## RECORDS FOR THIS EXERCISE
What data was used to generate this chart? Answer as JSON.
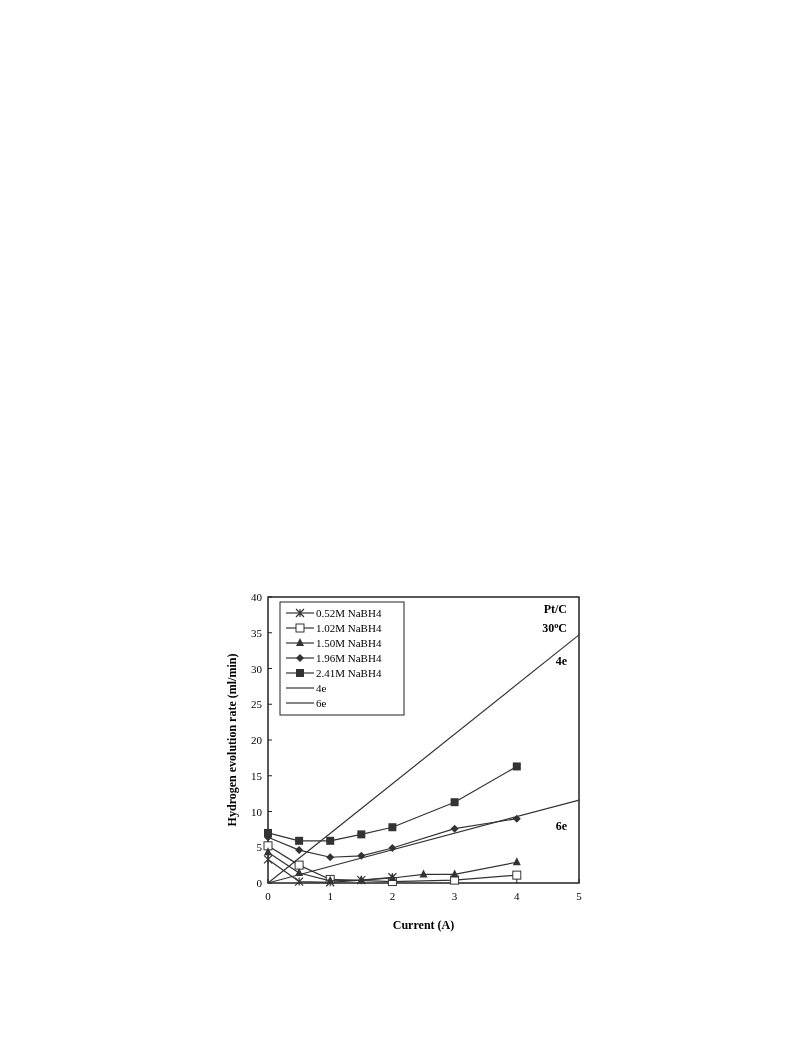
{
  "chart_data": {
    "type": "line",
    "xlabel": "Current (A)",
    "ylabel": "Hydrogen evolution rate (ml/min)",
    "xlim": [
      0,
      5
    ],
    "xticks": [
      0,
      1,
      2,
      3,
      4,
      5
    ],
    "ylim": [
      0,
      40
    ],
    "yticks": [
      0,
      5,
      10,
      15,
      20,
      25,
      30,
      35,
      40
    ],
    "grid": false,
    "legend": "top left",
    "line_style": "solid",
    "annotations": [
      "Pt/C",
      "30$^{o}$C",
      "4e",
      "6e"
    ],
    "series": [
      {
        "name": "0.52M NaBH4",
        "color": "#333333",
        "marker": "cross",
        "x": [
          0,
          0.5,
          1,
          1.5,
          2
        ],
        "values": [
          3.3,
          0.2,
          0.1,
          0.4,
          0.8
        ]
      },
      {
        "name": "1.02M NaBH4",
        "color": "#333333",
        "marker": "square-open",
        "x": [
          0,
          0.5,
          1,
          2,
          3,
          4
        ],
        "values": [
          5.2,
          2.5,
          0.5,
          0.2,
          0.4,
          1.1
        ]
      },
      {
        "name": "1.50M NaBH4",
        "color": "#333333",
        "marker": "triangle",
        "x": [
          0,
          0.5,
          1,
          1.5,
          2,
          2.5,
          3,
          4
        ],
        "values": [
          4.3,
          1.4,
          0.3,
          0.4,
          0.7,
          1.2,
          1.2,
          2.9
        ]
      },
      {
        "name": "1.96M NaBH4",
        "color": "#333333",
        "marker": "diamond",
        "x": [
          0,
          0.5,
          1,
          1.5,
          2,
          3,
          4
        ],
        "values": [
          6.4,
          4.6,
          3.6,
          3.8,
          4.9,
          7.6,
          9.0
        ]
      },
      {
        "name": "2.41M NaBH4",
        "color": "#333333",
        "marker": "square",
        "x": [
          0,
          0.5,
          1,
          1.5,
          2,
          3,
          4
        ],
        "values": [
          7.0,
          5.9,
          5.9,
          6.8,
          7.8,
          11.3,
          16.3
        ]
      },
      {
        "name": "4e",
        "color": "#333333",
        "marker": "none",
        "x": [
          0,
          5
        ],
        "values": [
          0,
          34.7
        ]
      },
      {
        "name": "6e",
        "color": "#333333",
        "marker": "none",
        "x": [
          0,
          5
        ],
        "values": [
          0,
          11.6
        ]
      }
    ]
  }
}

## AIM OF THE TASK
Count every line in the entries above where the word "name" appears; respond with the number alone.

## FINISHED ANSWER
7